◆ What to work on:
Your task is to print all of the material verbatim.
# Input data start
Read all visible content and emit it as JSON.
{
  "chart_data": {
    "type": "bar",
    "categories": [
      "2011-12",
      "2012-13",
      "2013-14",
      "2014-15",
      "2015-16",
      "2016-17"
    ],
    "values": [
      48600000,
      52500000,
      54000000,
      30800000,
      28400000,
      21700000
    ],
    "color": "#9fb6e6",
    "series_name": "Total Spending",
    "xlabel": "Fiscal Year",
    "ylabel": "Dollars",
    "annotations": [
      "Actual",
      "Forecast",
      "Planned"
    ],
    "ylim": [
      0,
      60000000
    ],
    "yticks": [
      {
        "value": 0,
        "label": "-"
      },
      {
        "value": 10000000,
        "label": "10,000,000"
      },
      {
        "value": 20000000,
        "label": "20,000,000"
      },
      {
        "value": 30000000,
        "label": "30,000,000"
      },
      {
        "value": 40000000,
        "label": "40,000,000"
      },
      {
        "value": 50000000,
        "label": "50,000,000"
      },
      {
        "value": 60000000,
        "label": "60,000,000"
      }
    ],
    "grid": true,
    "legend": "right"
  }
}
# Input data end
◆ Final result:
Read all visible content and emit it as JSON.
{
  "chart_data": {
    "type": "bar",
    "categories": [
      "2011-12",
      "2012-13",
      "2013-14",
      "2014-15",
      "2015-16",
      "2016-17"
    ],
    "values": [
      48600000,
      52500000,
      54000000,
      30800000,
      28400000,
      21700000
    ],
    "color": "#9fb6e6",
    "series_name": "Total Spending",
    "xlabel": "Fiscal Year",
    "ylabel": "Dollars",
    "annotations": [
      "Actual",
      "Forecast",
      "Planned"
    ],
    "ylim": [
      0,
      60000000
    ],
    "yticks": [
      {
        "value": 0,
        "label": "-"
      },
      {
        "value": 10000000,
        "label": "10,000,000"
      },
      {
        "value": 20000000,
        "label": "20,000,000"
      },
      {
        "value": 30000000,
        "label": "30,000,000"
      },
      {
        "value": 40000000,
        "label": "40,000,000"
      },
      {
        "value": 50000000,
        "label": "50,000,000"
      },
      {
        "value": 60000000,
        "label": "60,000,000"
      }
    ],
    "grid": true,
    "legend": "right"
  }
}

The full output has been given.